_Supplied data:_
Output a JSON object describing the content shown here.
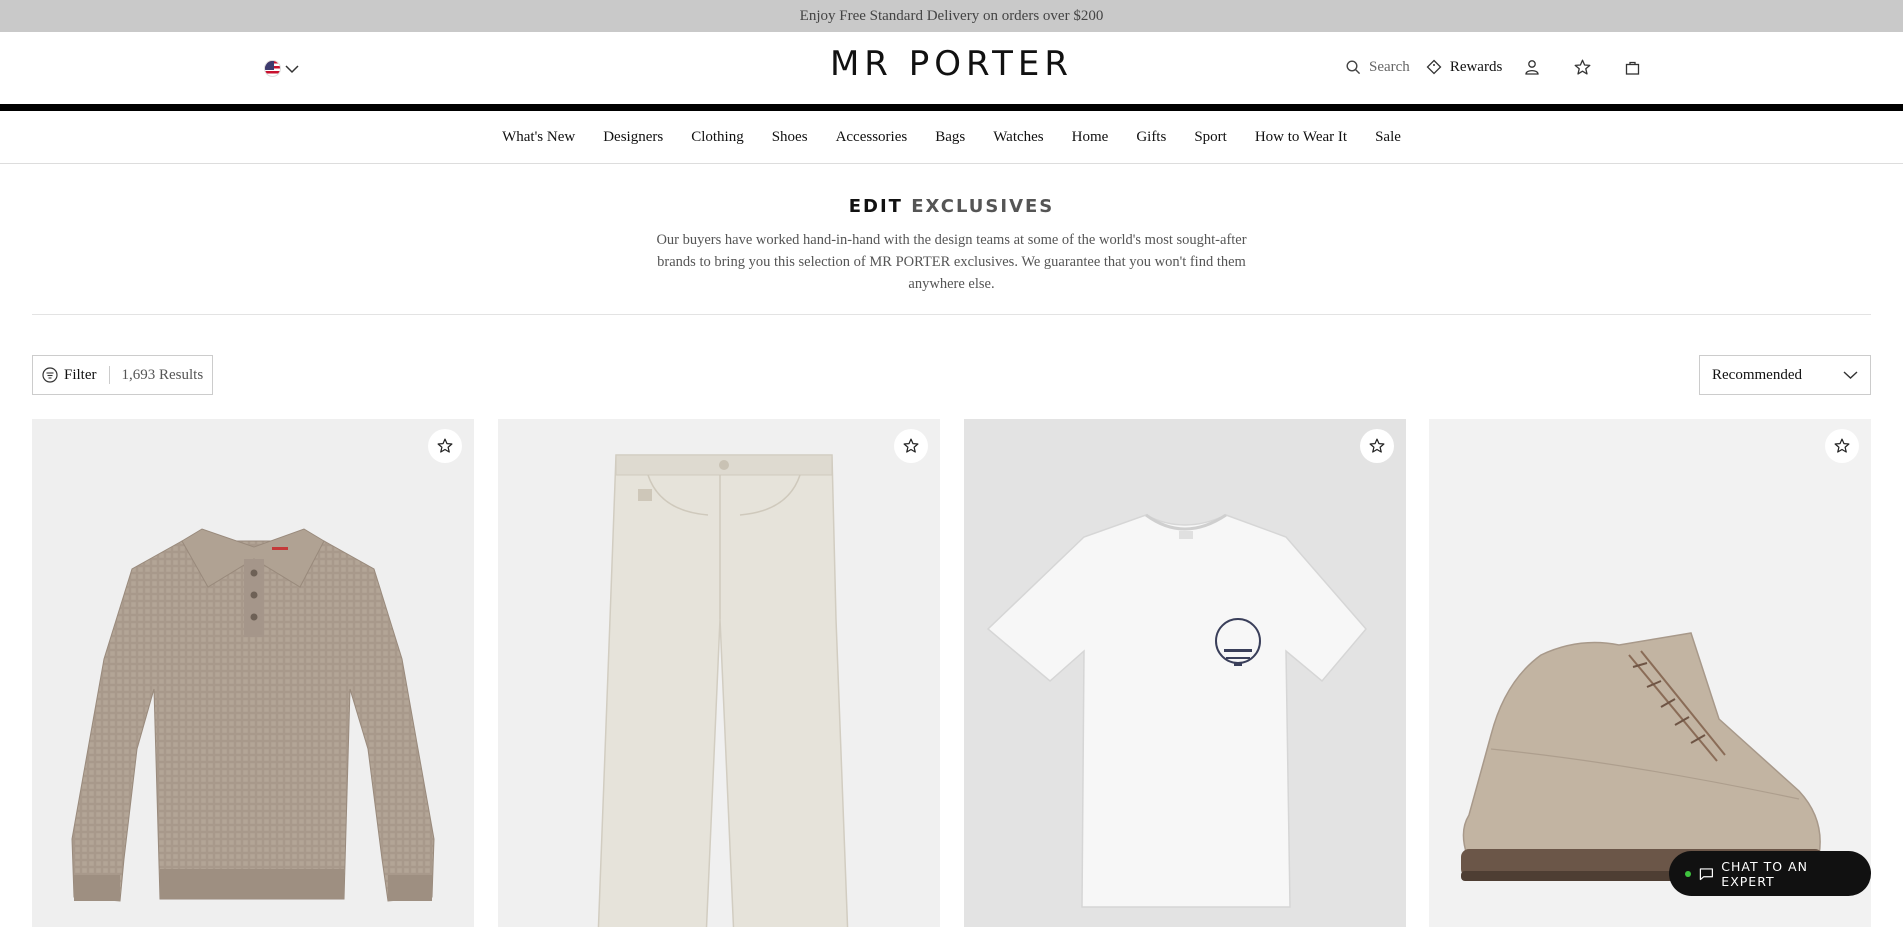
{
  "promo": {
    "text": "Enjoy Free Standard Delivery on orders over $200"
  },
  "header": {
    "country_icon": "us-flag-icon",
    "logo": "MR PORTER",
    "search_label": "Search",
    "rewards_label": "Rewards",
    "icons": [
      "search-icon",
      "rewards-diamond-icon",
      "account-icon",
      "wishlist-star-icon",
      "bag-icon"
    ]
  },
  "nav": {
    "items": [
      "What's New",
      "Designers",
      "Clothing",
      "Shoes",
      "Accessories",
      "Bags",
      "Watches",
      "Home",
      "Gifts",
      "Sport",
      "How to Wear It",
      "Sale"
    ]
  },
  "edit": {
    "title_bold": "EDIT",
    "title_light": "EXCLUSIVES",
    "description": "Our buyers have worked hand-in-hand with the design teams at some of the world's most sought-after brands to bring you this selection of MR PORTER exclusives. We guarantee that you won't find them anywhere else."
  },
  "toolbar": {
    "filter_label": "Filter",
    "results_count": "1,693 Results",
    "sort_value": "Recommended"
  },
  "products": [
    {
      "image": "knit-polo-sweater"
    },
    {
      "image": "cream-jeans"
    },
    {
      "image": "white-graphic-tshirt"
    },
    {
      "image": "suede-lace-up-boot"
    }
  ],
  "chat": {
    "label": "CHAT TO AN EXPERT",
    "status_color": "#3ec33e"
  },
  "colors": {
    "promo_bg": "#c9c9c9",
    "rule": "#000000",
    "chat_bg": "#111111"
  }
}
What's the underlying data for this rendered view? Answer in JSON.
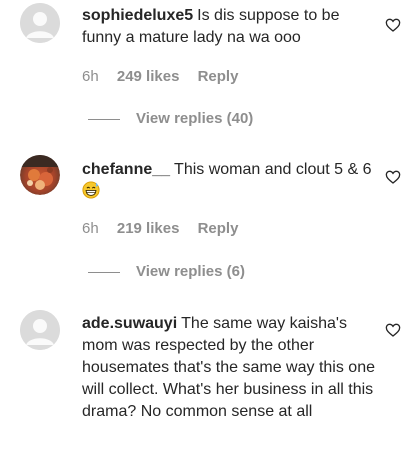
{
  "comments": [
    {
      "username": "sophiedeluxe5",
      "text": "Is dis suppose to be funny a mature lady na wa ooo",
      "time": "6h",
      "likes": "249 likes",
      "reply_label": "Reply",
      "view_replies": "View replies (40)",
      "avatar_icon": "default-avatar-icon"
    },
    {
      "username": "chefanne__",
      "text": "This woman and clout 5 & 6",
      "emoji": "grinning-sweat-emoji",
      "time": "6h",
      "likes": "219 likes",
      "reply_label": "Reply",
      "view_replies": "View replies (6)",
      "avatar_icon": "profile-photo"
    },
    {
      "username": "ade.suwauyi",
      "text": "The same way kaisha's mom was respected by the other housemates that's the same way this one will collect. What's her business in all this drama? No common sense at all",
      "avatar_icon": "default-avatar-icon"
    }
  ],
  "colors": {
    "text": "#262626",
    "secondary": "#8e8e8e",
    "avatar_placeholder": "#dbdbdb"
  }
}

_Given task:_
State how many lines above contain the string "PORTER", with no other words.

_Response to the task:_
2